Exercise: Go through the listing and return every line with "this" in it.

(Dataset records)
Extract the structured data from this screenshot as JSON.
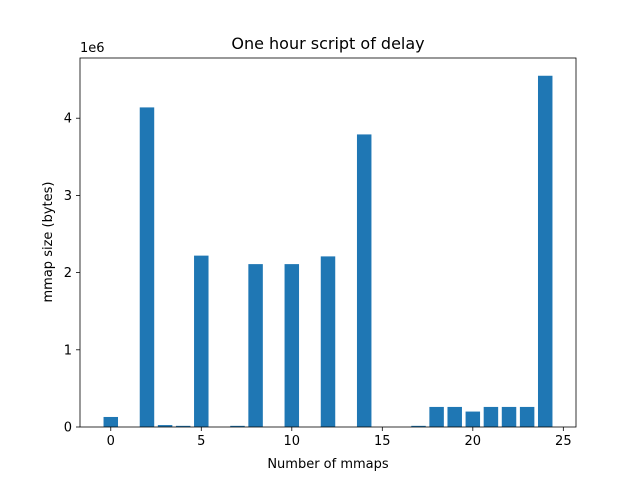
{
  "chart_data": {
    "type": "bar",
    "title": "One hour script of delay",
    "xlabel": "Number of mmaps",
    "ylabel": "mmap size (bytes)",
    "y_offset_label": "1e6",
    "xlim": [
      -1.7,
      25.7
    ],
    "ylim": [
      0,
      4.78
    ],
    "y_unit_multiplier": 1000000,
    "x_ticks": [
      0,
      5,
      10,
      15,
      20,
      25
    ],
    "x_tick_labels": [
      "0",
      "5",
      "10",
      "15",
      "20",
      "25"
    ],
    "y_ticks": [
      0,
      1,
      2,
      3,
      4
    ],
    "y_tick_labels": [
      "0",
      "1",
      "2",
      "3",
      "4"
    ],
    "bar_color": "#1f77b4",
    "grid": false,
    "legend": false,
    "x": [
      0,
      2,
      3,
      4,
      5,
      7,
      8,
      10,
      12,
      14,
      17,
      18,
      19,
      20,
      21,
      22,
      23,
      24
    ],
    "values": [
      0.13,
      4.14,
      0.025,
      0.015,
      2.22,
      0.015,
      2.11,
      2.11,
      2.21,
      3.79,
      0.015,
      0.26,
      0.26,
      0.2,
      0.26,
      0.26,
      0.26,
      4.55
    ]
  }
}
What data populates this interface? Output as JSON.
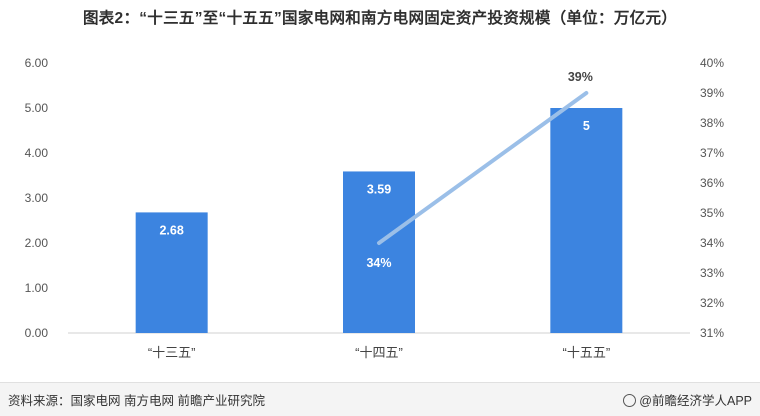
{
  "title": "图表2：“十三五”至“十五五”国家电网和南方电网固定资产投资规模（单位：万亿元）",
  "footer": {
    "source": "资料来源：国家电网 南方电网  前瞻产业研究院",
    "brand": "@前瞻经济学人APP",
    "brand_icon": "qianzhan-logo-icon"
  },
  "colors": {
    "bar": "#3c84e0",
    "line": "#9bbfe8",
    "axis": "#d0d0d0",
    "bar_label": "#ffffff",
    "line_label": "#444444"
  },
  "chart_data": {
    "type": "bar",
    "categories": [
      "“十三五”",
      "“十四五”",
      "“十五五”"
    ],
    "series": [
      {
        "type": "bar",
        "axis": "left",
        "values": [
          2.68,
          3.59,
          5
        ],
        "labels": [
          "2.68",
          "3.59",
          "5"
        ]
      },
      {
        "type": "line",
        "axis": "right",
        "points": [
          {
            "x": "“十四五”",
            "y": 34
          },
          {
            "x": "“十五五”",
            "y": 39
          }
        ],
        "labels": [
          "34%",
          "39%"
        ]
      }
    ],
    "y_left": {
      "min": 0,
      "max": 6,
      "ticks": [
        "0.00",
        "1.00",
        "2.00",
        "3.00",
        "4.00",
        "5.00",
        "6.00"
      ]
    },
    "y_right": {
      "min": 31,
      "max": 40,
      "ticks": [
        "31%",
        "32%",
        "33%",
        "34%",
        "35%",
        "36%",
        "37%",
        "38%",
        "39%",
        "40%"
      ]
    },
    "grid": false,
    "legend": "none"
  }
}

The completed task:
Extract the structured data from this screenshot as JSON.
What data populates this interface? Output as JSON.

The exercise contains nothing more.